▸ GOAL
Give the count of lines in the data that include "dasharray", with no other words.

Records that describe figures:
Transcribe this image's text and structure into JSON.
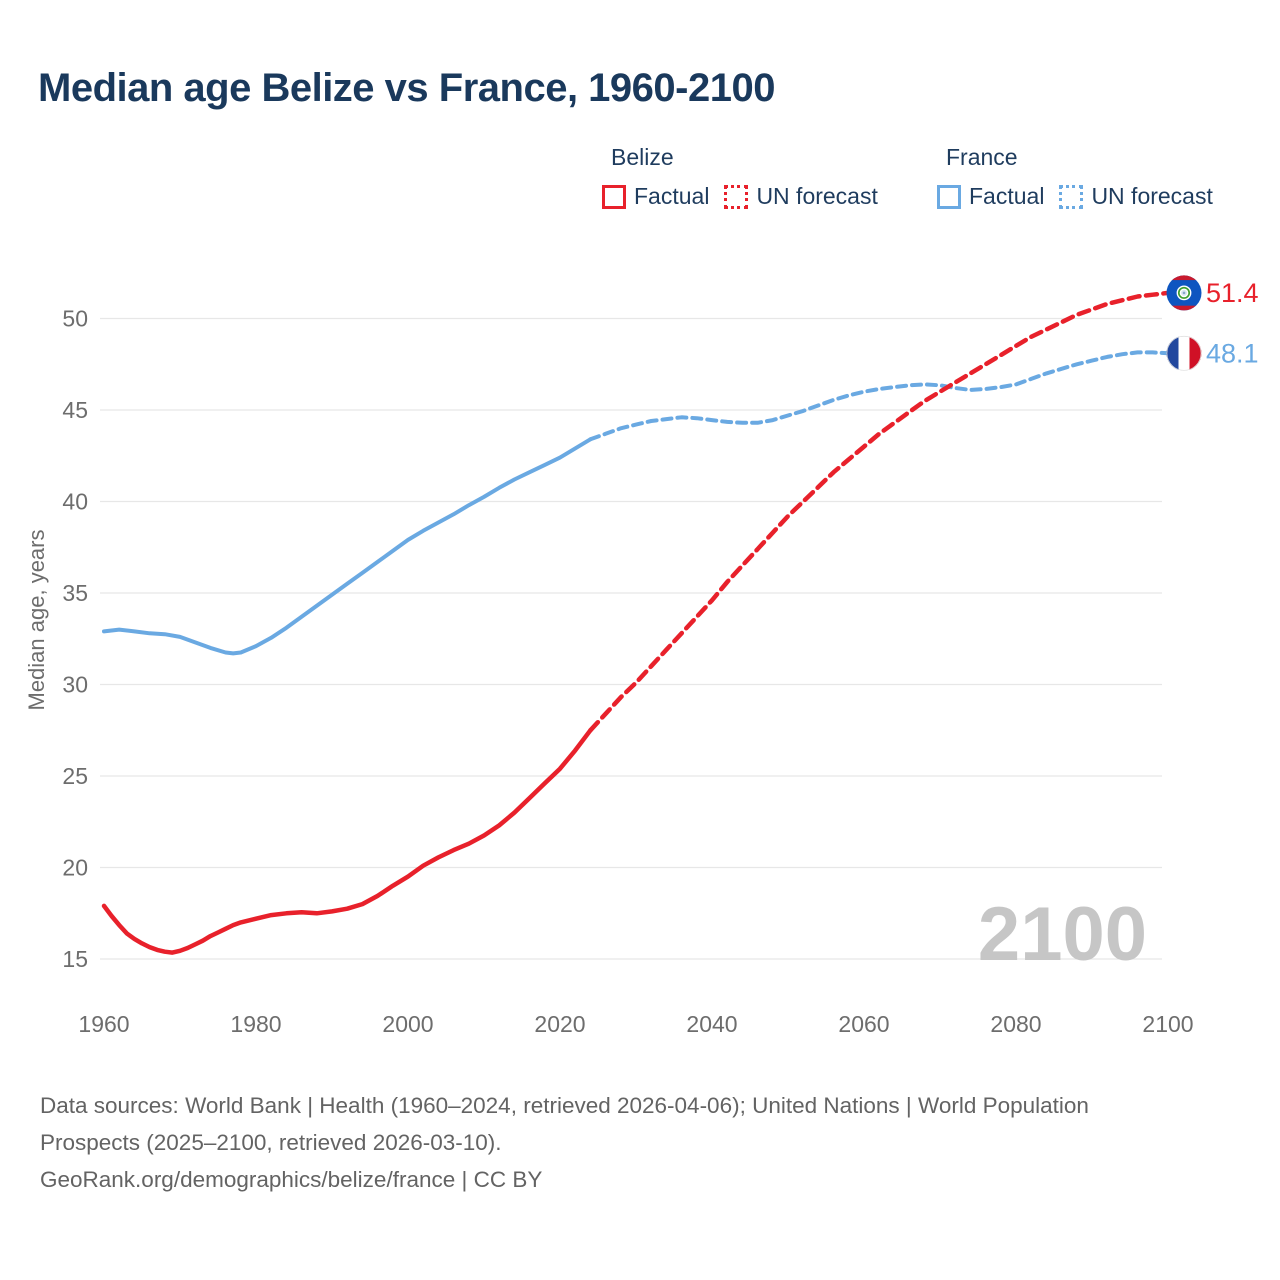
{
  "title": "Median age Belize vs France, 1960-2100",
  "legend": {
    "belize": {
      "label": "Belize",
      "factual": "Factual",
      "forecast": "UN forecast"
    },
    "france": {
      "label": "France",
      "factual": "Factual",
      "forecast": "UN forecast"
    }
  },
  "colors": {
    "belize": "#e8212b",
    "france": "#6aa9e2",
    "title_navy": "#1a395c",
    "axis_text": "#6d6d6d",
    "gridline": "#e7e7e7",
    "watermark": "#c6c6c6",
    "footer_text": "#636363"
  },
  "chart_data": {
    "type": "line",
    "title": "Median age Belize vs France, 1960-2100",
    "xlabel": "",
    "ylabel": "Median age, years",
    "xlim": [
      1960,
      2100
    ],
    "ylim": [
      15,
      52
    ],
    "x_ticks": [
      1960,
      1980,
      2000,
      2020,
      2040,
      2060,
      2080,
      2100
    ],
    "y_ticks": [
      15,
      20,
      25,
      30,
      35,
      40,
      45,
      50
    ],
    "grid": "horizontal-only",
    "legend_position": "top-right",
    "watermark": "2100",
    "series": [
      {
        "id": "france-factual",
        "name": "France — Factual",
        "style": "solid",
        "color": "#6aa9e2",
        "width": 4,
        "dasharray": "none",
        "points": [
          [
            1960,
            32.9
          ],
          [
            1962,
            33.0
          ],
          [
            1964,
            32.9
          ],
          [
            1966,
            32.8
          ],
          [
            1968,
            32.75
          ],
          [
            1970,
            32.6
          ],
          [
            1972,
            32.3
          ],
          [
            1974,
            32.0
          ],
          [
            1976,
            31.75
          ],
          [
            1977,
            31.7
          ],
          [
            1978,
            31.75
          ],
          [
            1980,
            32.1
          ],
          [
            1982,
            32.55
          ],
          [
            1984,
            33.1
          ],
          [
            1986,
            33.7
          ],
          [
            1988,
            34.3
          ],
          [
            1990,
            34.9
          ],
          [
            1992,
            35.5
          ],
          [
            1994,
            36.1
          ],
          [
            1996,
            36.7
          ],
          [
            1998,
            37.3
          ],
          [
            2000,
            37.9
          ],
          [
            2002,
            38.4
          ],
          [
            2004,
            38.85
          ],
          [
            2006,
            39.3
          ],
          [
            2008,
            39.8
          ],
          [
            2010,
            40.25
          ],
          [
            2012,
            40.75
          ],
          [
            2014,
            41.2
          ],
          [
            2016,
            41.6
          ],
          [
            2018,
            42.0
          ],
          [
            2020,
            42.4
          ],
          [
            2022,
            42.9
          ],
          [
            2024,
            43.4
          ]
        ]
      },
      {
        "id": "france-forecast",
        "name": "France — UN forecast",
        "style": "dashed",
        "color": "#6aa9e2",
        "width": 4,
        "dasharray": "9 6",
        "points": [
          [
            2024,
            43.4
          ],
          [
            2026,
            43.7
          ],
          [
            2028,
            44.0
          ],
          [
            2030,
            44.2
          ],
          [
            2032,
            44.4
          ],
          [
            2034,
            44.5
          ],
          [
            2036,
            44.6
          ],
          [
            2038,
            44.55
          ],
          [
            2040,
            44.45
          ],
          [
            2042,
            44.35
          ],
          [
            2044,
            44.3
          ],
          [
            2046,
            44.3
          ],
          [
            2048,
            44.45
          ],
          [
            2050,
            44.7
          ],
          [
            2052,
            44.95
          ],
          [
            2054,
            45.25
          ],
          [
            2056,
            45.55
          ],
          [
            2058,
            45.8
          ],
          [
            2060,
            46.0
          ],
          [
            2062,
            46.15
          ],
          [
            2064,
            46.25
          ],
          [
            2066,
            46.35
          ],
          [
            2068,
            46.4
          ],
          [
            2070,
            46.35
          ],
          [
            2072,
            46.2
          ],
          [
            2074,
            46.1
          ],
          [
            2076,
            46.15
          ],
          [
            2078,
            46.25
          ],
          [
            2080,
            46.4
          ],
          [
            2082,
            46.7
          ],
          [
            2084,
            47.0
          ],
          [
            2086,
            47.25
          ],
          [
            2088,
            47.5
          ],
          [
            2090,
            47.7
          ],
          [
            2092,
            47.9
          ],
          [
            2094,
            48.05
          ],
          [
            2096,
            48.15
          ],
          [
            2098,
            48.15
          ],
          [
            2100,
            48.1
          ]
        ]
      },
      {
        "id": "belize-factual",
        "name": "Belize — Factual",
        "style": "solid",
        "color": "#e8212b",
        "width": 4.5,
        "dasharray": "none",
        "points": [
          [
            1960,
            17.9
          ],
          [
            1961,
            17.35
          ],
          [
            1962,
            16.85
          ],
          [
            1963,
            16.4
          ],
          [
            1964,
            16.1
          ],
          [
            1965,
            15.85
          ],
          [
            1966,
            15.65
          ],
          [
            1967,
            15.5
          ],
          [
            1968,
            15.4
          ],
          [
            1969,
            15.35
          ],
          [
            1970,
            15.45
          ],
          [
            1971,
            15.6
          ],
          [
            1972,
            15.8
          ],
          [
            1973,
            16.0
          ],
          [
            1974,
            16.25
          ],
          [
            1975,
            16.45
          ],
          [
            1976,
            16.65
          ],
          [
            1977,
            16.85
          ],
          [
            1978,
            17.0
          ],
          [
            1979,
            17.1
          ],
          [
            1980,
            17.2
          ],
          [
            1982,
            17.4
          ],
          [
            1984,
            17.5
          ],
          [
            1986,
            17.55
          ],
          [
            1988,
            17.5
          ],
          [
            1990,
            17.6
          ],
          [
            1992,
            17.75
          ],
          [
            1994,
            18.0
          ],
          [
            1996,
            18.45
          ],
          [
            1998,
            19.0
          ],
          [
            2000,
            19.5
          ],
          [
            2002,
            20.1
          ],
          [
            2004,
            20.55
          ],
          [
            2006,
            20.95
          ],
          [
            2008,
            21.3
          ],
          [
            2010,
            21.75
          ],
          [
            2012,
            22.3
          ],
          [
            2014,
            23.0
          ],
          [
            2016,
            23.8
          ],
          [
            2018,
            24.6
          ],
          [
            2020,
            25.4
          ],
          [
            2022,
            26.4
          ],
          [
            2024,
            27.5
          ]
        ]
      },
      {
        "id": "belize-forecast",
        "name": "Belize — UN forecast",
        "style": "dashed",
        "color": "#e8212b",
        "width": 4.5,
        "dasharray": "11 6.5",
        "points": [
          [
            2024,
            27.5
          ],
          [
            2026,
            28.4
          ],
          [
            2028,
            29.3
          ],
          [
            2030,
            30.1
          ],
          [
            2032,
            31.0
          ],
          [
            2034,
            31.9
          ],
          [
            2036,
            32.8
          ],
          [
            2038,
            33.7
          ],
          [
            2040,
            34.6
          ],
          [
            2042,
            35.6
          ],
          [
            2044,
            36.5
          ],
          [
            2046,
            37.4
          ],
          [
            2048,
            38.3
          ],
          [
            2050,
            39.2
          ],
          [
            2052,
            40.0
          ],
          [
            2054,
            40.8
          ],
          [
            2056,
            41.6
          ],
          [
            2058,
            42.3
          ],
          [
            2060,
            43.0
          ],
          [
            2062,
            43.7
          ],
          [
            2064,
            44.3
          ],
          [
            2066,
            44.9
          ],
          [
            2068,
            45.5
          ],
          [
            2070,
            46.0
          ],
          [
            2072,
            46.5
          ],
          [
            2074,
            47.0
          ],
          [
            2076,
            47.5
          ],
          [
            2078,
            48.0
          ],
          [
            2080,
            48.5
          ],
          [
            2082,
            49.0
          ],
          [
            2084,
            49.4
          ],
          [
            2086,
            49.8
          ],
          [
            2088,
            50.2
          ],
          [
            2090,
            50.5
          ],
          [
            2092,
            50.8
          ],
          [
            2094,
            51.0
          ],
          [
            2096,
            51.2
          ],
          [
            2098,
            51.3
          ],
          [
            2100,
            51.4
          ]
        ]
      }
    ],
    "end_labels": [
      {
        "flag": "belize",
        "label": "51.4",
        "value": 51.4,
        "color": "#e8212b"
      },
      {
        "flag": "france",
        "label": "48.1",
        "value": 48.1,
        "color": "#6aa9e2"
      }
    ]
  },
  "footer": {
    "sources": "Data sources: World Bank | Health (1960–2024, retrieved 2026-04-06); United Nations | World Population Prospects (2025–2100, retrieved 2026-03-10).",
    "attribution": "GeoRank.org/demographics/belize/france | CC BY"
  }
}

▸ COMPLETED TASK
4